Records from a collection:
____

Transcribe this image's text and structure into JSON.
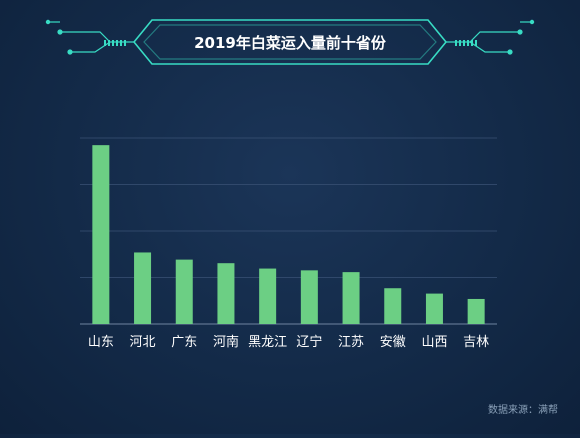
{
  "chart_data": {
    "type": "bar",
    "title": "2019年白菜运入量前十省份",
    "categories": [
      "山东",
      "河北",
      "广东",
      "河南",
      "黑龙江",
      "辽宁",
      "江苏",
      "安徽",
      "山西",
      "吉林"
    ],
    "values": [
      100,
      40,
      36,
      34,
      31,
      30,
      29,
      20,
      17,
      14
    ],
    "ylim": [
      0,
      104
    ],
    "grid": true,
    "bar_color": "#6ccf84",
    "frame_color": "#38dcc4"
  },
  "source": "数据来源：满帮"
}
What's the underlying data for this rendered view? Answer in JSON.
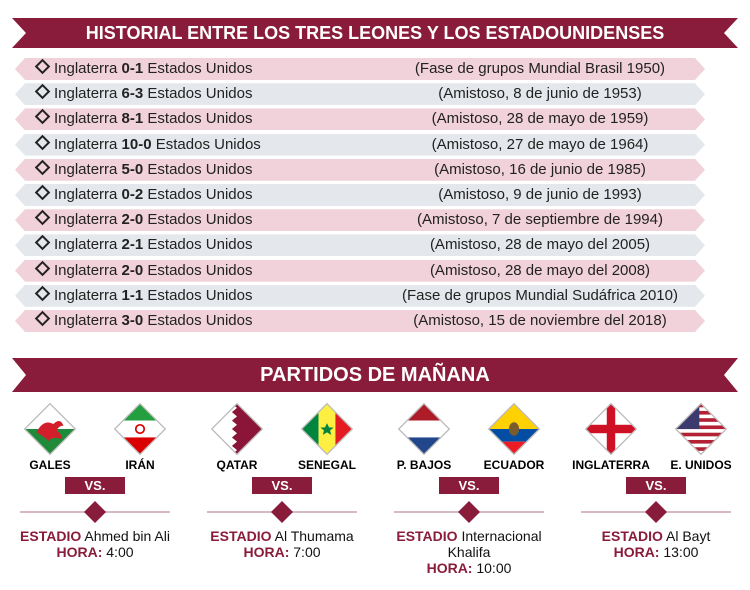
{
  "header": {
    "title": "HISTORIAL ENTRE LOS TRES LEONES Y LOS ESTADOUNIDENSES"
  },
  "rows": [
    {
      "team1": "Inglaterra",
      "score": "0-1",
      "team2": "Estados Unidos",
      "note": "(Fase de grupos Mundial Brasil 1950)"
    },
    {
      "team1": "Inglaterra",
      "score": "6-3",
      "team2": "Estados Unidos",
      "note": "(Amistoso, 8 de junio de 1953)"
    },
    {
      "team1": "Inglaterra",
      "score": "8-1",
      "team2": "Estados Unidos",
      "note": "(Amistoso, 28 de mayo de 1959)"
    },
    {
      "team1": "Inglaterra",
      "score": "10-0",
      "team2": "Estados Unidos",
      "note": "(Amistoso, 27 de mayo de 1964)"
    },
    {
      "team1": "Inglaterra",
      "score": "5-0",
      "team2": "Estados Unidos",
      "note": "(Amistoso, 16 de junio de 1985)"
    },
    {
      "team1": "Inglaterra",
      "score": "0-2",
      "team2": "Estados Unidos",
      "note": "(Amistoso, 9 de junio de 1993)"
    },
    {
      "team1": "Inglaterra",
      "score": "2-0",
      "team2": "Estados Unidos",
      "note": "(Amistoso, 7 de septiembre de 1994)"
    },
    {
      "team1": "Inglaterra",
      "score": "2-1",
      "team2": "Estados Unidos",
      "note": "(Amistoso, 28 de mayo del 2005)"
    },
    {
      "team1": "Inglaterra",
      "score": "2-0",
      "team2": "Estados Unidos",
      "note": "(Amistoso, 28 de mayo del 2008)"
    },
    {
      "team1": "Inglaterra",
      "score": "1-1",
      "team2": "Estados Unidos",
      "note": "(Fase de grupos Mundial Sudáfrica 2010)"
    },
    {
      "team1": "Inglaterra",
      "score": "3-0",
      "team2": "Estados Unidos",
      "note": "(Amistoso, 15 de noviembre del 2018)"
    }
  ],
  "section": {
    "title": "PARTIDOS DE MAÑANA"
  },
  "matches": [
    {
      "team1": "GALES",
      "team2": "IRÁN",
      "vs": "VS.",
      "stadium_label": "ESTADIO",
      "stadium": "Ahmed bin Ali",
      "time_label": "HORA:",
      "time": "4:00"
    },
    {
      "team1": "QATAR",
      "team2": "SENEGAL",
      "vs": "VS.",
      "stadium_label": "ESTADIO",
      "stadium": "Al Thumama",
      "time_label": "HORA:",
      "time": "7:00"
    },
    {
      "team1": "P. BAJOS",
      "team2": "ECUADOR",
      "vs": "VS.",
      "stadium_label": "ESTADIO",
      "stadium": "Internacional Khalifa",
      "time_label": "HORA:",
      "time": "10:00"
    },
    {
      "team1": "INGLATERRA",
      "team2": "E. UNIDOS",
      "vs": "VS.",
      "stadium_label": "ESTADIO",
      "stadium": "Al Bayt",
      "time_label": "HORA:",
      "time": "13:00"
    }
  ]
}
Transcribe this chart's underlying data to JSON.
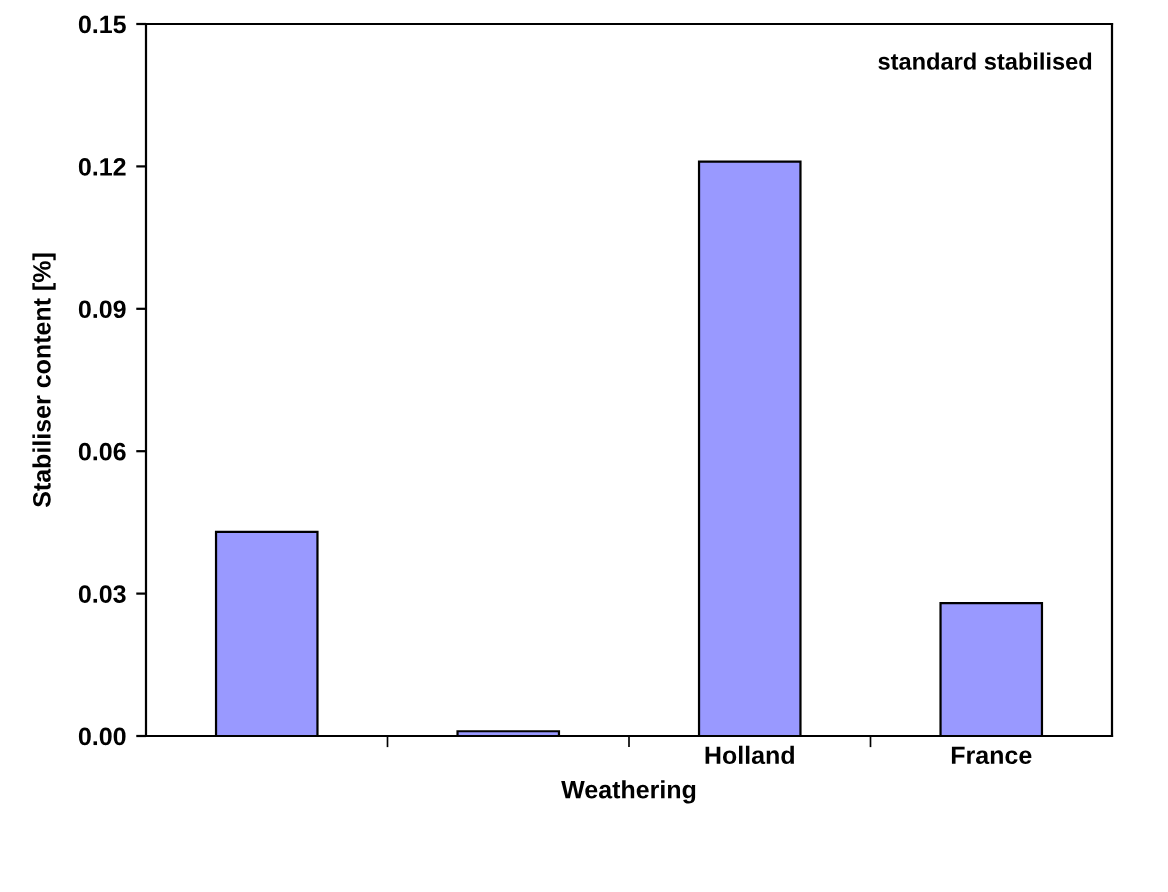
{
  "chart_data": {
    "type": "bar",
    "xlabel": "Weathering",
    "ylabel": "Stabiliser content [%]",
    "categories": [
      null,
      null,
      "Holland",
      "France"
    ],
    "values": [
      0.043,
      0.001,
      0.121,
      0.028
    ],
    "color": "#9999ff",
    "ylim": [
      0,
      0.15
    ],
    "yticks": [
      {
        "value": 0,
        "label": "0.00"
      },
      {
        "value": 0.03,
        "label": "0.03"
      },
      {
        "value": 0.06,
        "label": "0.06"
      },
      {
        "value": 0.09,
        "label": "0.09"
      },
      {
        "value": 0.12,
        "label": "0.12"
      },
      {
        "value": 0.15,
        "label": "0.15"
      }
    ],
    "grid": false,
    "annotations": [
      "standard stabilised"
    ]
  }
}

____

- **Requirement**: Repeat the material above in full and exactly, omitting the pictures.

- **Output of the task**:
Transcribe this image's text and structure into JSON.
{
  "chart_data": {
    "type": "bar",
    "title": "2019年白菜运入量前十省份",
    "categories": [
      "山东",
      "河北",
      "广东",
      "河南",
      "黑龙江",
      "辽宁",
      "江苏",
      "安徽",
      "山西",
      "吉林"
    ],
    "values": [
      100,
      40,
      36,
      34,
      31,
      30,
      29,
      20,
      17,
      14
    ],
    "ylim": [
      0,
      104
    ],
    "grid": true,
    "bar_color": "#6ccf84",
    "frame_color": "#38dcc4"
  },
  "source": "数据来源：满帮"
}
What's the underlying data for this rendered view? Answer in JSON.
{
  "header": {
    "title": "HISTORIAL ENTRE LOS TRES LEONES Y LOS ESTADOUNIDENSES"
  },
  "rows": [
    {
      "team1": "Inglaterra",
      "score": "0-1",
      "team2": "Estados Unidos",
      "note": "(Fase de grupos Mundial Brasil 1950)"
    },
    {
      "team1": "Inglaterra",
      "score": "6-3",
      "team2": "Estados Unidos",
      "note": "(Amistoso, 8 de junio de 1953)"
    },
    {
      "team1": "Inglaterra",
      "score": "8-1",
      "team2": "Estados Unidos",
      "note": "(Amistoso, 28 de mayo de 1959)"
    },
    {
      "team1": "Inglaterra",
      "score": "10-0",
      "team2": "Estados Unidos",
      "note": "(Amistoso, 27 de mayo de 1964)"
    },
    {
      "team1": "Inglaterra",
      "score": "5-0",
      "team2": "Estados Unidos",
      "note": "(Amistoso, 16 de junio de 1985)"
    },
    {
      "team1": "Inglaterra",
      "score": "0-2",
      "team2": "Estados Unidos",
      "note": "(Amistoso, 9 de junio de 1993)"
    },
    {
      "team1": "Inglaterra",
      "score": "2-0",
      "team2": "Estados Unidos",
      "note": "(Amistoso, 7 de septiembre de 1994)"
    },
    {
      "team1": "Inglaterra",
      "score": "2-1",
      "team2": "Estados Unidos",
      "note": "(Amistoso, 28 de mayo del 2005)"
    },
    {
      "team1": "Inglaterra",
      "score": "2-0",
      "team2": "Estados Unidos",
      "note": "(Amistoso, 28 de mayo del 2008)"
    },
    {
      "team1": "Inglaterra",
      "score": "1-1",
      "team2": "Estados Unidos",
      "note": "(Fase de grupos Mundial Sudáfrica 2010)"
    },
    {
      "team1": "Inglaterra",
      "score": "3-0",
      "team2": "Estados Unidos",
      "note": "(Amistoso, 15 de noviembre del 2018)"
    }
  ],
  "section": {
    "title": "PARTIDOS DE MAÑANA"
  },
  "matches": [
    {
      "team1": "GALES",
      "team2": "IRÁN",
      "vs": "VS.",
      "stadium_label": "ESTADIO",
      "stadium": "Ahmed bin Ali",
      "time_label": "HORA:",
      "time": "4:00"
    },
    {
      "team1": "QATAR",
      "team2": "SENEGAL",
      "vs": "VS.",
      "stadium_label": "ESTADIO",
      "stadium": "Al Thumama",
      "time_label": "HORA:",
      "time": "7:00"
    },
    {
      "team1": "P. BAJOS",
      "team2": "ECUADOR",
      "vs": "VS.",
      "stadium_label": "ESTADIO",
      "stadium": "Internacional Khalifa",
      "time_label": "HORA:",
      "time": "10:00"
    },
    {
      "team1": "INGLATERRA",
      "team2": "E. UNIDOS",
      "vs": "VS.",
      "stadium_label": "ESTADIO",
      "stadium": "Al Bayt",
      "time_label": "HORA:",
      "time": "13:00"
    }
  ]
}
Transcribe this chart's underlying data to JSON.
{
  "chart_data": {
    "type": "bar",
    "xlabel": "Weathering",
    "ylabel": "Stabiliser content [%]",
    "categories": [
      null,
      null,
      "Holland",
      "France"
    ],
    "values": [
      0.043,
      0.001,
      0.121,
      0.028
    ],
    "color": "#9999ff",
    "ylim": [
      0,
      0.15
    ],
    "yticks": [
      {
        "value": 0,
        "label": "0.00"
      },
      {
        "value": 0.03,
        "label": "0.03"
      },
      {
        "value": 0.06,
        "label": "0.06"
      },
      {
        "value": 0.09,
        "label": "0.09"
      },
      {
        "value": 0.12,
        "label": "0.12"
      },
      {
        "value": 0.15,
        "label": "0.15"
      }
    ],
    "grid": false,
    "annotations": [
      "standard stabilised"
    ]
  }
}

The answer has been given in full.